'''
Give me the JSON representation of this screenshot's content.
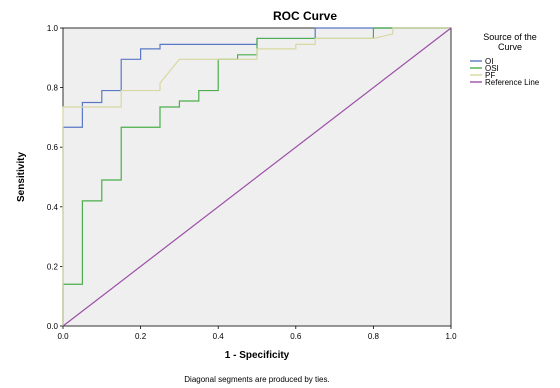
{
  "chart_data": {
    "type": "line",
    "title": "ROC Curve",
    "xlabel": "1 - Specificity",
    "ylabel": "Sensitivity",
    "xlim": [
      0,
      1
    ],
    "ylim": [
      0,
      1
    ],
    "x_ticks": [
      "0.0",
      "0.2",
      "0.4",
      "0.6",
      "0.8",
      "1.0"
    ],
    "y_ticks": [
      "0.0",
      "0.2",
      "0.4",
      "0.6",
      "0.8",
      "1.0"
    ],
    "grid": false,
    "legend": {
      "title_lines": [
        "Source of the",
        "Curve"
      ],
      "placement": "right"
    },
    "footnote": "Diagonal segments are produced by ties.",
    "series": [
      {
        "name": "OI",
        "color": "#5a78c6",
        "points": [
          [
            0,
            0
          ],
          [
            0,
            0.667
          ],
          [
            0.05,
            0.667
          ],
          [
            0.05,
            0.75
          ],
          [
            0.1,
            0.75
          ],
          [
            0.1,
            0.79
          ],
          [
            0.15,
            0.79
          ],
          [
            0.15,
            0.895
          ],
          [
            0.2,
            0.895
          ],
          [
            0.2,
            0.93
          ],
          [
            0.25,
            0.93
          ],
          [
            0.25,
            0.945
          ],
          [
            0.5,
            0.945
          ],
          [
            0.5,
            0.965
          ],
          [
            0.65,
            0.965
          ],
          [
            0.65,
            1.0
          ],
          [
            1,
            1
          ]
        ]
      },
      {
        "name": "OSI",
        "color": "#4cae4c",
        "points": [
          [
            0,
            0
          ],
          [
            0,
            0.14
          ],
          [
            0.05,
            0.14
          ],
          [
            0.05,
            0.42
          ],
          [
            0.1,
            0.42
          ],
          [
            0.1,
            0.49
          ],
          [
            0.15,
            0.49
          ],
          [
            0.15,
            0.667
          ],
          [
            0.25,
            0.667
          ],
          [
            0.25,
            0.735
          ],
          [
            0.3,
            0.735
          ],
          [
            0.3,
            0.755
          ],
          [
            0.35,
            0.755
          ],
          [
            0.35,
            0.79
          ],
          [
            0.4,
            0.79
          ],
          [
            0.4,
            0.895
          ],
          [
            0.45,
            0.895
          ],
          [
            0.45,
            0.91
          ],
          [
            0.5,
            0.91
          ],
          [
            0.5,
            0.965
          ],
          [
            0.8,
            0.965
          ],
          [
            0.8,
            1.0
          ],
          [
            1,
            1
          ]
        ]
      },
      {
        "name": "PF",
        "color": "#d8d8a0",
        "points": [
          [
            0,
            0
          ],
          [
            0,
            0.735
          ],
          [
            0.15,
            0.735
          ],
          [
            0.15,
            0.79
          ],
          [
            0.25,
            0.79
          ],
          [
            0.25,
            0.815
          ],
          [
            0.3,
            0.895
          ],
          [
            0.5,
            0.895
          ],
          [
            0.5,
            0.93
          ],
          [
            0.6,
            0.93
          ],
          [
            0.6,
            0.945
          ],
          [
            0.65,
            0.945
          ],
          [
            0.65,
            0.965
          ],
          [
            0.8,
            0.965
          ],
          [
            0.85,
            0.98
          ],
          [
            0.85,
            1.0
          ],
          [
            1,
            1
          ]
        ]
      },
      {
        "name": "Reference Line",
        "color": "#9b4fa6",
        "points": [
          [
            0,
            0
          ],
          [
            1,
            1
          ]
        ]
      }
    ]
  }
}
'''
• [WRITTEN INSTRUCTION]
Copy the records above exactly, leaving out every picture.

• [WRITTEN SOLUTION]
Give me the JSON representation of this screenshot's content.
{
  "chart_data": {
    "type": "line",
    "title": "ROC Curve",
    "xlabel": "1 - Specificity",
    "ylabel": "Sensitivity",
    "xlim": [
      0,
      1
    ],
    "ylim": [
      0,
      1
    ],
    "x_ticks": [
      "0.0",
      "0.2",
      "0.4",
      "0.6",
      "0.8",
      "1.0"
    ],
    "y_ticks": [
      "0.0",
      "0.2",
      "0.4",
      "0.6",
      "0.8",
      "1.0"
    ],
    "grid": false,
    "legend": {
      "title_lines": [
        "Source of the",
        "Curve"
      ],
      "placement": "right"
    },
    "footnote": "Diagonal segments are produced by ties.",
    "series": [
      {
        "name": "OI",
        "color": "#5a78c6",
        "points": [
          [
            0,
            0
          ],
          [
            0,
            0.667
          ],
          [
            0.05,
            0.667
          ],
          [
            0.05,
            0.75
          ],
          [
            0.1,
            0.75
          ],
          [
            0.1,
            0.79
          ],
          [
            0.15,
            0.79
          ],
          [
            0.15,
            0.895
          ],
          [
            0.2,
            0.895
          ],
          [
            0.2,
            0.93
          ],
          [
            0.25,
            0.93
          ],
          [
            0.25,
            0.945
          ],
          [
            0.5,
            0.945
          ],
          [
            0.5,
            0.965
          ],
          [
            0.65,
            0.965
          ],
          [
            0.65,
            1.0
          ],
          [
            1,
            1
          ]
        ]
      },
      {
        "name": "OSI",
        "color": "#4cae4c",
        "points": [
          [
            0,
            0
          ],
          [
            0,
            0.14
          ],
          [
            0.05,
            0.14
          ],
          [
            0.05,
            0.42
          ],
          [
            0.1,
            0.42
          ],
          [
            0.1,
            0.49
          ],
          [
            0.15,
            0.49
          ],
          [
            0.15,
            0.667
          ],
          [
            0.25,
            0.667
          ],
          [
            0.25,
            0.735
          ],
          [
            0.3,
            0.735
          ],
          [
            0.3,
            0.755
          ],
          [
            0.35,
            0.755
          ],
          [
            0.35,
            0.79
          ],
          [
            0.4,
            0.79
          ],
          [
            0.4,
            0.895
          ],
          [
            0.45,
            0.895
          ],
          [
            0.45,
            0.91
          ],
          [
            0.5,
            0.91
          ],
          [
            0.5,
            0.965
          ],
          [
            0.8,
            0.965
          ],
          [
            0.8,
            1.0
          ],
          [
            1,
            1
          ]
        ]
      },
      {
        "name": "PF",
        "color": "#d8d8a0",
        "points": [
          [
            0,
            0
          ],
          [
            0,
            0.735
          ],
          [
            0.15,
            0.735
          ],
          [
            0.15,
            0.79
          ],
          [
            0.25,
            0.79
          ],
          [
            0.25,
            0.815
          ],
          [
            0.3,
            0.895
          ],
          [
            0.5,
            0.895
          ],
          [
            0.5,
            0.93
          ],
          [
            0.6,
            0.93
          ],
          [
            0.6,
            0.945
          ],
          [
            0.65,
            0.945
          ],
          [
            0.65,
            0.965
          ],
          [
            0.8,
            0.965
          ],
          [
            0.85,
            0.98
          ],
          [
            0.85,
            1.0
          ],
          [
            1,
            1
          ]
        ]
      },
      {
        "name": "Reference Line",
        "color": "#9b4fa6",
        "points": [
          [
            0,
            0
          ],
          [
            1,
            1
          ]
        ]
      }
    ]
  }
}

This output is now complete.